* _Problem description_
Give all the lines below again, exactly, with no pictures.

* _Record list_
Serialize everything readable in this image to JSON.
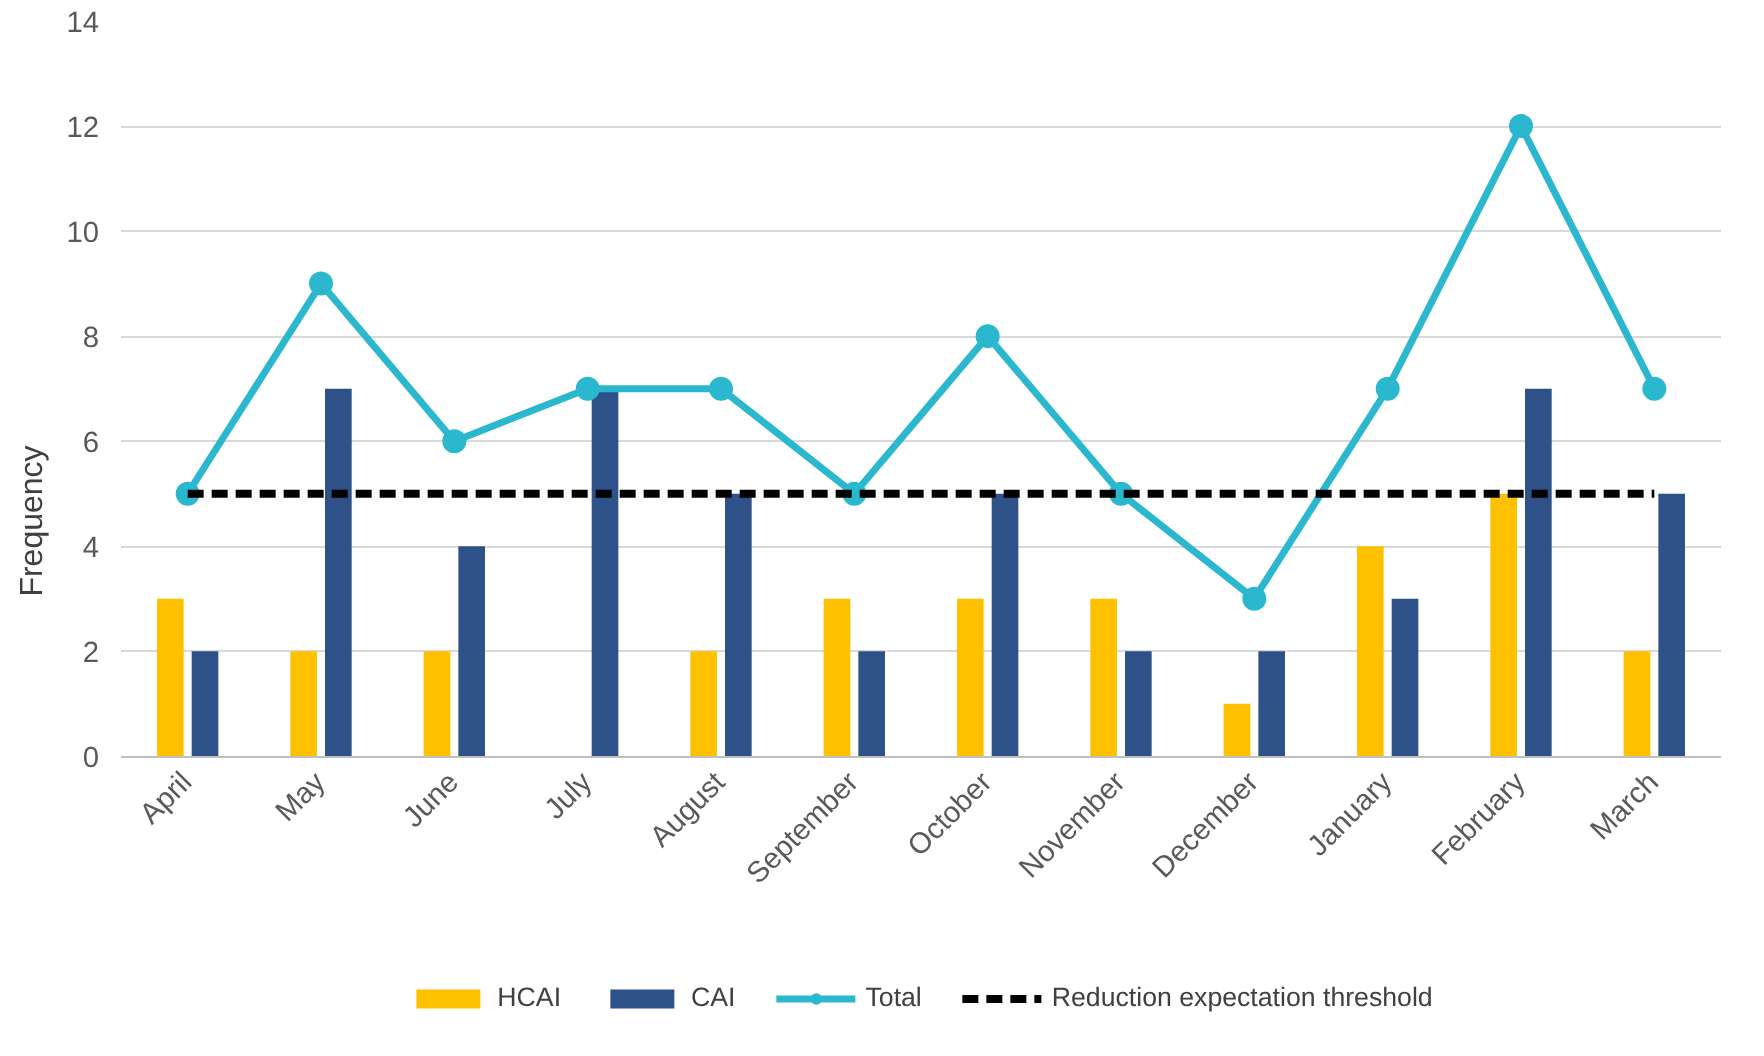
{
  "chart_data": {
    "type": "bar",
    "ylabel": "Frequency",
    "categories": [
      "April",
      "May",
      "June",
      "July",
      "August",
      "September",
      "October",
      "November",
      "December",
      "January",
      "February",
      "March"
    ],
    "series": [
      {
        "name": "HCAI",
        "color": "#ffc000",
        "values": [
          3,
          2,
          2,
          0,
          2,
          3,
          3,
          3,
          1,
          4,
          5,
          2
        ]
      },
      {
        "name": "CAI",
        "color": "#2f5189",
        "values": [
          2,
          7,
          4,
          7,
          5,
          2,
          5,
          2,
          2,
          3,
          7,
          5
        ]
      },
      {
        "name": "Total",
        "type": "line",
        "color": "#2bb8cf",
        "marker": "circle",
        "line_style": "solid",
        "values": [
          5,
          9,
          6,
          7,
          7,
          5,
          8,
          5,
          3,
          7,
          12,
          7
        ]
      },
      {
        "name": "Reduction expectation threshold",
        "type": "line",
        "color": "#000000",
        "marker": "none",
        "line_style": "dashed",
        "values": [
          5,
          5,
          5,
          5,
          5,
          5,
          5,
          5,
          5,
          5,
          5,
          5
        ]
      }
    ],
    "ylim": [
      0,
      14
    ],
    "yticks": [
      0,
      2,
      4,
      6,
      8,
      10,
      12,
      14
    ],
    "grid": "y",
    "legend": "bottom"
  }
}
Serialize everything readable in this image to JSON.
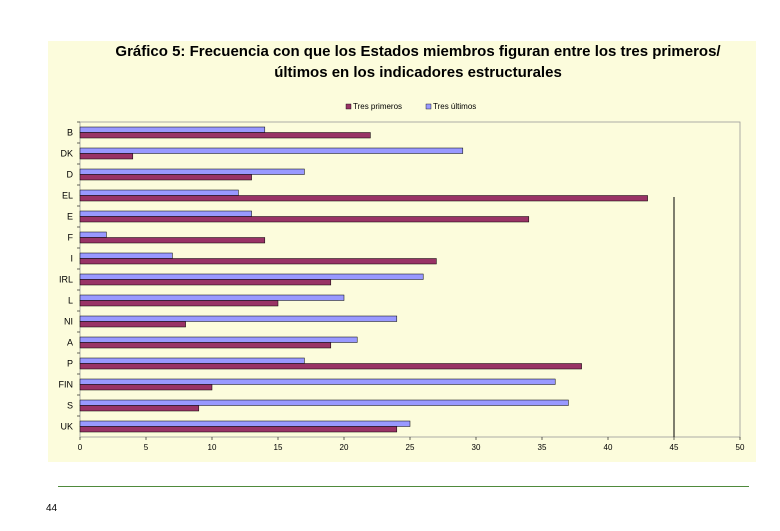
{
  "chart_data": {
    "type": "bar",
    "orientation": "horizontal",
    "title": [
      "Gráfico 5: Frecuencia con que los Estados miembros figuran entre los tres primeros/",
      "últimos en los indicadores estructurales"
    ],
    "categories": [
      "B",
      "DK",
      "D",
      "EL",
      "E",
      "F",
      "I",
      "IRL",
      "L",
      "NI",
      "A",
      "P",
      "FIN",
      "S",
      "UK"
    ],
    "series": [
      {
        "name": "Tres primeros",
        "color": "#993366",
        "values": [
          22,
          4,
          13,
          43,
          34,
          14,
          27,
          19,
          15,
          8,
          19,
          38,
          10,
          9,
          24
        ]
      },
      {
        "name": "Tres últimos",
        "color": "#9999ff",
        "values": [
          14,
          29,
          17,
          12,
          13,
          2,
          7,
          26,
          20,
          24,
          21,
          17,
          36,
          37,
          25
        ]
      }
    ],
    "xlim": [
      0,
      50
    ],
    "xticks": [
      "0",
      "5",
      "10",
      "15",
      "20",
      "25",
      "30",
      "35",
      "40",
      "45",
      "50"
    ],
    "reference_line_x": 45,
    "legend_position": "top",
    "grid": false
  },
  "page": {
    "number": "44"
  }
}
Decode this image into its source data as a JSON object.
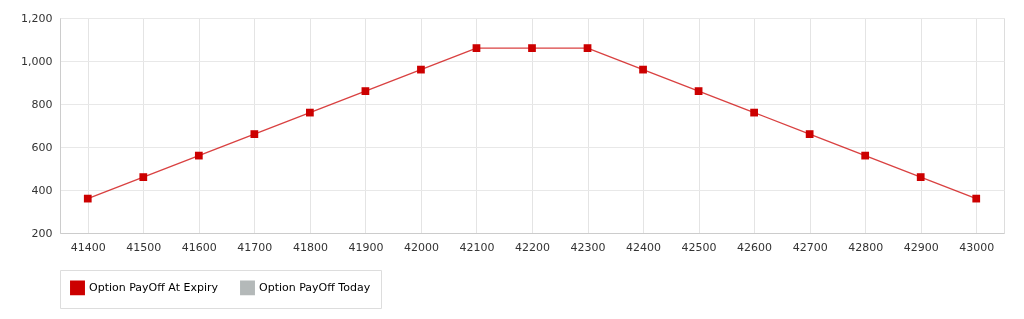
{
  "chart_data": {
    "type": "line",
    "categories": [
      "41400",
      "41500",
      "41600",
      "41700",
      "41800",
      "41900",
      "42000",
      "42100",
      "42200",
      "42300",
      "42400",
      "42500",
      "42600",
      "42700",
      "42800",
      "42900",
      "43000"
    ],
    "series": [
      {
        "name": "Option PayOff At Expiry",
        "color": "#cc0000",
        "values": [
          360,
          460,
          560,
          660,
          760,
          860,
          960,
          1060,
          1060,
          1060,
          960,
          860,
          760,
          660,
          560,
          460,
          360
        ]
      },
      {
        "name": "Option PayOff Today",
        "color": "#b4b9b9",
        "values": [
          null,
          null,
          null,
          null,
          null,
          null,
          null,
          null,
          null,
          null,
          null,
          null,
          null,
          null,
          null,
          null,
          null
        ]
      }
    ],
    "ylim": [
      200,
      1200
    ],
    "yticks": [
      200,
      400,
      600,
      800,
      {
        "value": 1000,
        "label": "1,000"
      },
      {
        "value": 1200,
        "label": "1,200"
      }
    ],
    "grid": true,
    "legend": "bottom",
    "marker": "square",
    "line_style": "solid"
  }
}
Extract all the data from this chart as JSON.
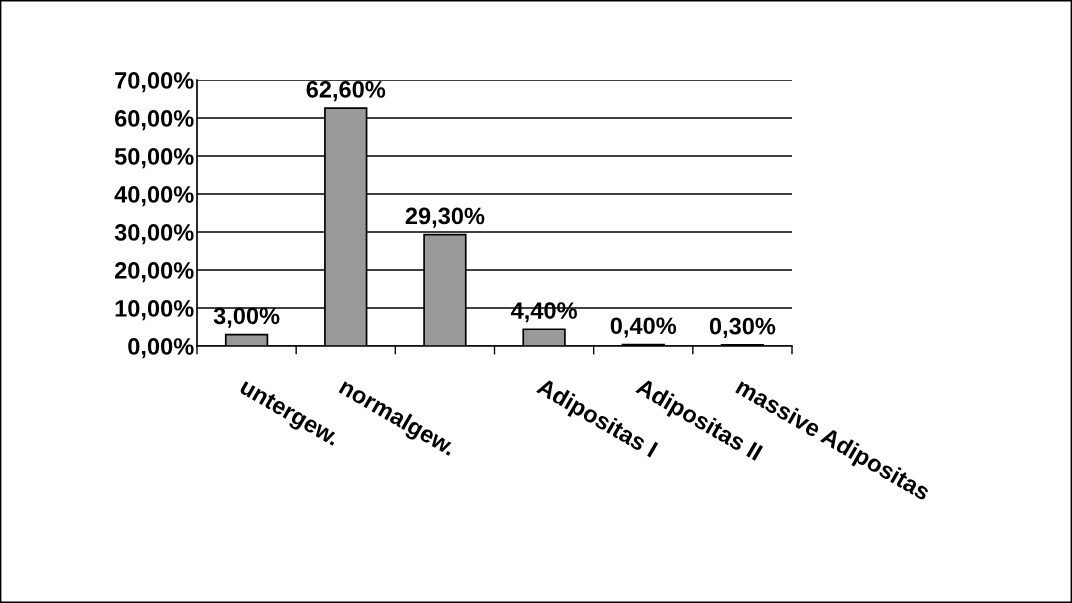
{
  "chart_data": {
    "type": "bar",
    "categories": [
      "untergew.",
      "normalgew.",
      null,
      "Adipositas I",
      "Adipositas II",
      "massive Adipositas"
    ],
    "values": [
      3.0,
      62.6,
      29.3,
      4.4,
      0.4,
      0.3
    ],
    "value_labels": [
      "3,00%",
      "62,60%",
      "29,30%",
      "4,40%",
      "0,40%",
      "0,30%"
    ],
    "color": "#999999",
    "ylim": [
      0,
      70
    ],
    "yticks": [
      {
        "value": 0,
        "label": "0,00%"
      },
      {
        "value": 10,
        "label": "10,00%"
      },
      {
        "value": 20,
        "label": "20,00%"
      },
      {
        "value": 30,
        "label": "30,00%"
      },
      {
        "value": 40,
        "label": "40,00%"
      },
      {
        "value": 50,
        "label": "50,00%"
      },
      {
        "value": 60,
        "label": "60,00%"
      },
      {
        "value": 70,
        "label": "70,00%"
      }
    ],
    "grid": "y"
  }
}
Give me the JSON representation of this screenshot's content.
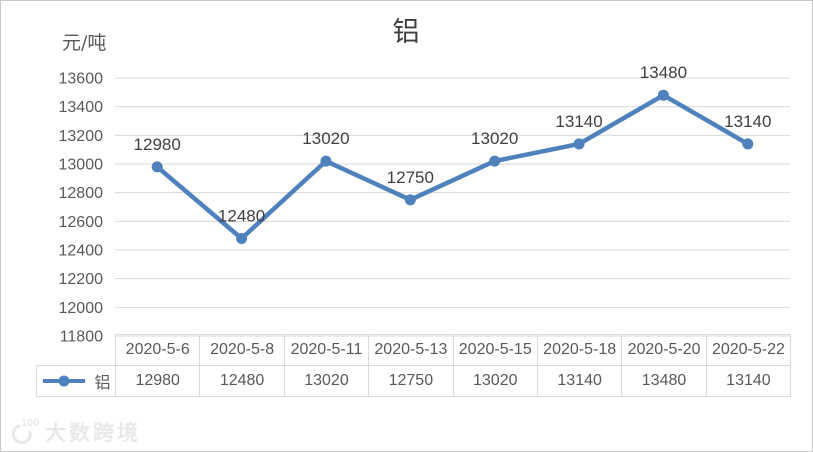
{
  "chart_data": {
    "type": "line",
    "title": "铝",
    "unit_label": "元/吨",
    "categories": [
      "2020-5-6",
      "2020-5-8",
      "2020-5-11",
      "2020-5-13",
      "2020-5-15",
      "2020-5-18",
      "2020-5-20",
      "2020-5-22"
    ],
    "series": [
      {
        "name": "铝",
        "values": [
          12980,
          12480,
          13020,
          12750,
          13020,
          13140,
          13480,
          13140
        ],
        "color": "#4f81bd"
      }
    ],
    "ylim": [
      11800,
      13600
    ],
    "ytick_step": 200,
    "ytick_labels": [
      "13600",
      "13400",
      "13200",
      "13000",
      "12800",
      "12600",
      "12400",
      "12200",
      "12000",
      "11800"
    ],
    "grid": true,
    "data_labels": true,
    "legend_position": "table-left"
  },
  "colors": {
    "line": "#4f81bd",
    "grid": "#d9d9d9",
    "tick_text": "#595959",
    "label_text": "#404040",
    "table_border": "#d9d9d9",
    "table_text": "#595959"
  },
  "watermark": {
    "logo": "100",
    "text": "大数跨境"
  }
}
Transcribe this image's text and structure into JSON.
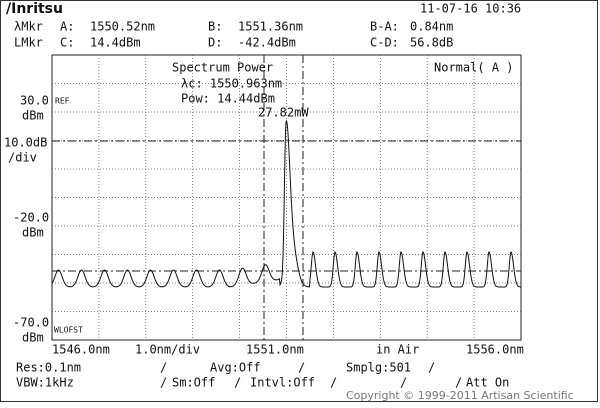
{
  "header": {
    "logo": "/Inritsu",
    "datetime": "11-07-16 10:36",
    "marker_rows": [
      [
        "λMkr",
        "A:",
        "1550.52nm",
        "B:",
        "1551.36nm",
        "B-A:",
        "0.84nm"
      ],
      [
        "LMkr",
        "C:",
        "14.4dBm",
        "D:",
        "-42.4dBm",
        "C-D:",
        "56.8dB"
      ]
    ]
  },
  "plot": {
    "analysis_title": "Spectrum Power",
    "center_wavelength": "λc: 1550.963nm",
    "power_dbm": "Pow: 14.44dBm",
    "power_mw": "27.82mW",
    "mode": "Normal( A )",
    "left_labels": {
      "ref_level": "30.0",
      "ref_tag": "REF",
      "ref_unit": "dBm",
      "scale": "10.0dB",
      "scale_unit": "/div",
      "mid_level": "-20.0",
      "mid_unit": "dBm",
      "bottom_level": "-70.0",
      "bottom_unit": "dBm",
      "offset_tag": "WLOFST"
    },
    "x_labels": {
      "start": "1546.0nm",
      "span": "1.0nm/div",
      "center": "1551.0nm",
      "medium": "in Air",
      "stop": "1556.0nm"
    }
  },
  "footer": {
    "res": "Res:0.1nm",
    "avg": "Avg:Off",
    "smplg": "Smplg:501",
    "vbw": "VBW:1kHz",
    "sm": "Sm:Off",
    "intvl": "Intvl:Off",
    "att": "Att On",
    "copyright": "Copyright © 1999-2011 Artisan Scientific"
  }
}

* _Worked answer_
Serialize everything readable in this image to JSON.
{
  "chart_data": {
    "type": "bar",
    "ylabel": "Frequency",
    "categories": [
      "April",
      "May",
      "June",
      "July",
      "August",
      "September",
      "October",
      "November",
      "December",
      "January",
      "February",
      "March"
    ],
    "series": [
      {
        "name": "HCAI",
        "color": "#ffc000",
        "values": [
          3,
          2,
          2,
          0,
          2,
          3,
          3,
          3,
          1,
          4,
          5,
          2
        ]
      },
      {
        "name": "CAI",
        "color": "#2f5189",
        "values": [
          2,
          7,
          4,
          7,
          5,
          2,
          5,
          2,
          2,
          3,
          7,
          5
        ]
      },
      {
        "name": "Total",
        "type": "line",
        "color": "#2bb8cf",
        "marker": "circle",
        "line_style": "solid",
        "values": [
          5,
          9,
          6,
          7,
          7,
          5,
          8,
          5,
          3,
          7,
          12,
          7
        ]
      },
      {
        "name": "Reduction expectation threshold",
        "type": "line",
        "color": "#000000",
        "marker": "none",
        "line_style": "dashed",
        "values": [
          5,
          5,
          5,
          5,
          5,
          5,
          5,
          5,
          5,
          5,
          5,
          5
        ]
      }
    ],
    "ylim": [
      0,
      14
    ],
    "yticks": [
      0,
      2,
      4,
      6,
      8,
      10,
      12,
      14
    ],
    "grid": "y",
    "legend": "bottom"
  }
}
Serialize everything readable in this image to JSON.
{
  "chart_data": {
    "type": "bar",
    "orientation": "horizontal",
    "title": [
      "Gráfico 5: Frecuencia con que los Estados miembros figuran entre los tres primeros/",
      "últimos en los indicadores estructurales"
    ],
    "categories": [
      "B",
      "DK",
      "D",
      "EL",
      "E",
      "F",
      "I",
      "IRL",
      "L",
      "NI",
      "A",
      "P",
      "FIN",
      "S",
      "UK"
    ],
    "series": [
      {
        "name": "Tres primeros",
        "color": "#993366",
        "values": [
          22,
          4,
          13,
          43,
          34,
          14,
          27,
          19,
          15,
          8,
          19,
          38,
          10,
          9,
          24
        ]
      },
      {
        "name": "Tres últimos",
        "color": "#9999ff",
        "values": [
          14,
          29,
          17,
          12,
          13,
          2,
          7,
          26,
          20,
          24,
          21,
          17,
          36,
          37,
          25
        ]
      }
    ],
    "xlim": [
      0,
      50
    ],
    "xticks": [
      "0",
      "5",
      "10",
      "15",
      "20",
      "25",
      "30",
      "35",
      "40",
      "45",
      "50"
    ],
    "reference_line_x": 45,
    "legend_position": "top",
    "grid": false
  },
  "page": {
    "number": "44"
  }
}
Decode this image into its source data as a JSON object.
{
  "chart_data": {
    "type": "line",
    "categories": [
      "41400",
      "41500",
      "41600",
      "41700",
      "41800",
      "41900",
      "42000",
      "42100",
      "42200",
      "42300",
      "42400",
      "42500",
      "42600",
      "42700",
      "42800",
      "42900",
      "43000"
    ],
    "series": [
      {
        "name": "Option PayOff At Expiry",
        "color": "#cc0000",
        "values": [
          360,
          460,
          560,
          660,
          760,
          860,
          960,
          1060,
          1060,
          1060,
          960,
          860,
          760,
          660,
          560,
          460,
          360
        ]
      },
      {
        "name": "Option PayOff Today",
        "color": "#b4b9b9",
        "values": [
          null,
          null,
          null,
          null,
          null,
          null,
          null,
          null,
          null,
          null,
          null,
          null,
          null,
          null,
          null,
          null,
          null
        ]
      }
    ],
    "ylim": [
      200,
      1200
    ],
    "yticks": [
      200,
      400,
      600,
      800,
      {
        "value": 1000,
        "label": "1,000"
      },
      {
        "value": 1200,
        "label": "1,200"
      }
    ],
    "grid": true,
    "legend": "bottom",
    "marker": "square",
    "line_style": "solid"
  }
}
Extract all the data from this chart as JSON.
{
  "chart_data": {
    "type": "bar",
    "categories": [
      "untergew.",
      "normalgew.",
      null,
      "Adipositas I",
      "Adipositas II",
      "massive Adipositas"
    ],
    "values": [
      3.0,
      62.6,
      29.3,
      4.4,
      0.4,
      0.3
    ],
    "value_labels": [
      "3,00%",
      "62,60%",
      "29,30%",
      "4,40%",
      "0,40%",
      "0,30%"
    ],
    "color": "#999999",
    "ylim": [
      0,
      70
    ],
    "yticks": [
      {
        "value": 0,
        "label": "0,00%"
      },
      {
        "value": 10,
        "label": "10,00%"
      },
      {
        "value": 20,
        "label": "20,00%"
      },
      {
        "value": 30,
        "label": "30,00%"
      },
      {
        "value": 40,
        "label": "40,00%"
      },
      {
        "value": 50,
        "label": "50,00%"
      },
      {
        "value": 60,
        "label": "60,00%"
      },
      {
        "value": 70,
        "label": "70,00%"
      }
    ],
    "grid": "y"
  }
}
Give me the JSON representation of this screenshot's content.
{
  "chart_data": {
    "type": "line",
    "title": "铝",
    "unit_label": "元/吨",
    "categories": [
      "2020-5-6",
      "2020-5-8",
      "2020-5-11",
      "2020-5-13",
      "2020-5-15",
      "2020-5-18",
      "2020-5-20",
      "2020-5-22"
    ],
    "series": [
      {
        "name": "铝",
        "values": [
          12980,
          12480,
          13020,
          12750,
          13020,
          13140,
          13480,
          13140
        ],
        "color": "#4f81bd"
      }
    ],
    "ylim": [
      11800,
      13600
    ],
    "ytick_step": 200,
    "ytick_labels": [
      "13600",
      "13400",
      "13200",
      "13000",
      "12800",
      "12600",
      "12400",
      "12200",
      "12000",
      "11800"
    ],
    "grid": true,
    "data_labels": true,
    "legend_position": "table-left"
  },
  "colors": {
    "line": "#4f81bd",
    "grid": "#d9d9d9",
    "tick_text": "#595959",
    "label_text": "#404040",
    "table_border": "#d9d9d9",
    "table_text": "#595959"
  },
  "watermark": {
    "logo": "100",
    "text": "大数跨境"
  }
}
Transcribe this image's text and structure into JSON.
{
  "header": {
    "logo": "/Inritsu",
    "datetime": "11-07-16 10:36",
    "marker_rows": [
      [
        "λMkr",
        "A:",
        "1550.52nm",
        "B:",
        "1551.36nm",
        "B-A:",
        "0.84nm"
      ],
      [
        "LMkr",
        "C:",
        "14.4dBm",
        "D:",
        "-42.4dBm",
        "C-D:",
        "56.8dB"
      ]
    ]
  },
  "plot": {
    "analysis_title": "Spectrum Power",
    "center_wavelength": "λc: 1550.963nm",
    "power_dbm": "Pow: 14.44dBm",
    "power_mw": "27.82mW",
    "mode": "Normal( A )",
    "left_labels": {
      "ref_level": "30.0",
      "ref_tag": "REF",
      "ref_unit": "dBm",
      "scale": "10.0dB",
      "scale_unit": "/div",
      "mid_level": "-20.0",
      "mid_unit": "dBm",
      "bottom_level": "-70.0",
      "bottom_unit": "dBm",
      "offset_tag": "WLOFST"
    },
    "x_labels": {
      "start": "1546.0nm",
      "span": "1.0nm/div",
      "center": "1551.0nm",
      "medium": "in Air",
      "stop": "1556.0nm"
    }
  },
  "footer": {
    "res": "Res:0.1nm",
    "avg": "Avg:Off",
    "smplg": "Smplg:501",
    "vbw": "VBW:1kHz",
    "sm": "Sm:Off",
    "intvl": "Intvl:Off",
    "att": "Att On",
    "copyright": "Copyright © 1999-2011 Artisan Scientific"
  }
}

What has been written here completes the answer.